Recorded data
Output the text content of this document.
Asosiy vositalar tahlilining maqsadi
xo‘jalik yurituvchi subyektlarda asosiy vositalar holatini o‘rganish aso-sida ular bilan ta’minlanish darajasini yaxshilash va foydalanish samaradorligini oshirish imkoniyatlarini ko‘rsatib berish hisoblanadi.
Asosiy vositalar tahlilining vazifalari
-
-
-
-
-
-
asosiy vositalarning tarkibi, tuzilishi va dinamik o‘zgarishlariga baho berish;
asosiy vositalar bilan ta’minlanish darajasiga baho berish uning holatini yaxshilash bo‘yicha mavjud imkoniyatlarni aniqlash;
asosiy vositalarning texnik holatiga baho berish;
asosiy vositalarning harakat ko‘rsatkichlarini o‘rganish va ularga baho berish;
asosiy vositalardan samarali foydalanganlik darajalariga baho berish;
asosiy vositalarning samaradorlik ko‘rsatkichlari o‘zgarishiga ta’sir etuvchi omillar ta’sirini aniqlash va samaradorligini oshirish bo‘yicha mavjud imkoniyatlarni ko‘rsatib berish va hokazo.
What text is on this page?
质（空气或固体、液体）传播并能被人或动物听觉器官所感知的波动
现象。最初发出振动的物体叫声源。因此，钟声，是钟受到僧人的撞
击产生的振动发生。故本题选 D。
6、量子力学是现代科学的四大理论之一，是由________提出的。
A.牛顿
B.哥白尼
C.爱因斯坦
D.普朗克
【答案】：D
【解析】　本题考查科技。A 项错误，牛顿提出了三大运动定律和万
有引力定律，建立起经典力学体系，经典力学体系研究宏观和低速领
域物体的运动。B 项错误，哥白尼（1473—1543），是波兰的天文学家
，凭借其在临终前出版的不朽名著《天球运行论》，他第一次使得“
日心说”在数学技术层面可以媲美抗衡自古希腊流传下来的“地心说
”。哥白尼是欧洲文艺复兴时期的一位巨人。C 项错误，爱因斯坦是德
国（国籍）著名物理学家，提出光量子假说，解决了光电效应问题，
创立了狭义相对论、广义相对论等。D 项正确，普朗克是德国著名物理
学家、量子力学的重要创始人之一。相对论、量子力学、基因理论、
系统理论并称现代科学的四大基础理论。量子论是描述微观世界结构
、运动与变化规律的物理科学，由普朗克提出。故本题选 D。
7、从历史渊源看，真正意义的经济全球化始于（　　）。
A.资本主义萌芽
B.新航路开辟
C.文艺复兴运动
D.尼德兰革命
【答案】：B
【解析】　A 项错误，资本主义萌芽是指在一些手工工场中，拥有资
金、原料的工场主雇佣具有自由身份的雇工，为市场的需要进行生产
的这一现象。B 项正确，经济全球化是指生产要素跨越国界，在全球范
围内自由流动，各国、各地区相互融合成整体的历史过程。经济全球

> [Exercise objective]:
Write out every entry again exactly, please, with nothing missing.

> [Solved problem]:
Output the text content of this document.
Asosiy vositalar tahlilining maqsadi
xo‘jalik yurituvchi subyektlarda asosiy vositalar holatini o‘rganish aso-sida ular bilan ta’minlanish darajasini yaxshilash va foydalanish samaradorligini oshirish imkoniyatlarini ko‘rsatib berish hisoblanadi.
Asosiy vositalar tahlilining vazifalari
-
-
-
-
-
-
asosiy vositalarning tarkibi, tuzilishi va dinamik o‘zgarishlariga baho berish;
asosiy vositalar bilan ta’minlanish darajasiga baho berish uning holatini yaxshilash bo‘yicha mavjud imkoniyatlarni aniqlash;
asosiy vositalarning texnik holatiga baho berish;
asosiy vositalarning harakat ko‘rsatkichlarini o‘rganish va ularga baho berish;
asosiy vositalardan samarali foydalanganlik darajalariga baho berish;
asosiy vositalarning samaradorlik ko‘rsatkichlari o‘zgarishiga ta’sir etuvchi omillar ta’sirini aniqlash va samaradorligini oshirish bo‘yicha mavjud imkoniyatlarni ko‘rsatib berish va hokazo.
What text is on this page?
质（空气或固体、液体）传播并能被人或动物听觉器官所感知的波动
现象。最初发出振动的物体叫声源。因此，钟声，是钟受到僧人的撞
击产生的振动发生。故本题选 D。
6、量子力学是现代科学的四大理论之一，是由________提出的。
A.牛顿
B.哥白尼
C.爱因斯坦
D.普朗克
【答案】：D
【解析】　本题考查科技。A 项错误，牛顿提出了三大运动定律和万
有引力定律，建立起经典力学体系，经典力学体系研究宏观和低速领
域物体的运动。B 项错误，哥白尼（1473—1543），是波兰的天文学家
，凭借其在临终前出版的不朽名著《天球运行论》，他第一次使得“
日心说”在数学技术层面可以媲美抗衡自古希腊流传下来的“地心说
”。哥白尼是欧洲文艺复兴时期的一位巨人。C 项错误，爱因斯坦是德
国（国籍）著名物理学家，提出光量子假说，解决了光电效应问题，
创立了狭义相对论、广义相对论等。D 项正确，普朗克是德国著名物理
学家、量子力学的重要创始人之一。相对论、量子力学、基因理论、
系统理论并称现代科学的四大基础理论。量子论是描述微观世界结构
、运动与变化规律的物理科学，由普朗克提出。故本题选 D。
7、从历史渊源看，真正意义的经济全球化始于（　　）。
A.资本主义萌芽
B.新航路开辟
C.文艺复兴运动
D.尼德兰革命
【答案】：B
【解析】　A 项错误，资本主义萌芽是指在一些手工工场中，拥有资
金、原料的工场主雇佣具有自由身份的雇工，为市场的需要进行生产
的这一现象。B 项正确，经济全球化是指生产要素跨越国界，在全球范
围内自由流动，各国、各地区相互融合成整体的历史过程。经济全球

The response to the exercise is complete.